◆ Goal of the exercise
Locate each line of the material that contains "name", then return it.

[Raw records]
********
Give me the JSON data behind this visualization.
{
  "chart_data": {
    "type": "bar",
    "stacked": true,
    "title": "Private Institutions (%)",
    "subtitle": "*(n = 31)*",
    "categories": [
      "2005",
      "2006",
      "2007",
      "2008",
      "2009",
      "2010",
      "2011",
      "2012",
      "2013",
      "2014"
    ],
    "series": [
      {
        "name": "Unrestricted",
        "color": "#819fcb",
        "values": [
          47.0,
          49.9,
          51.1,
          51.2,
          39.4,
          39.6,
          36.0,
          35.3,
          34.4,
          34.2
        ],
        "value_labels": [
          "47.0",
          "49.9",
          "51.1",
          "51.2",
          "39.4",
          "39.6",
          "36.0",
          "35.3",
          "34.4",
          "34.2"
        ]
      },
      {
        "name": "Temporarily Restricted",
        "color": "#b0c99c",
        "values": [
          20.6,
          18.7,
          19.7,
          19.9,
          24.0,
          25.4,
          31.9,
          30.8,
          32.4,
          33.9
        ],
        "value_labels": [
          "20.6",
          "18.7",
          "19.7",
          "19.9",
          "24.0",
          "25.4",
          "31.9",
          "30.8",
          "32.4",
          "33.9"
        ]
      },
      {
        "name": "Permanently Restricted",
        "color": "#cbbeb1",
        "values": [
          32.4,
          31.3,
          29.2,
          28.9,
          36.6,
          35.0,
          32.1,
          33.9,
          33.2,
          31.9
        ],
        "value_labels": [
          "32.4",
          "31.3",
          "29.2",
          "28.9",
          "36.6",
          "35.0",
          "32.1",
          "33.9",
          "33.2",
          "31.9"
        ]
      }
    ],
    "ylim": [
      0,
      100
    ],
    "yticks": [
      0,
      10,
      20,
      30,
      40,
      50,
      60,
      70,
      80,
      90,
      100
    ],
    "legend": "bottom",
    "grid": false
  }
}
********
◆ Reply
        "name": "Unrestricted",
        "name": "Temporarily Restricted",
        "name": "Permanently Restricted",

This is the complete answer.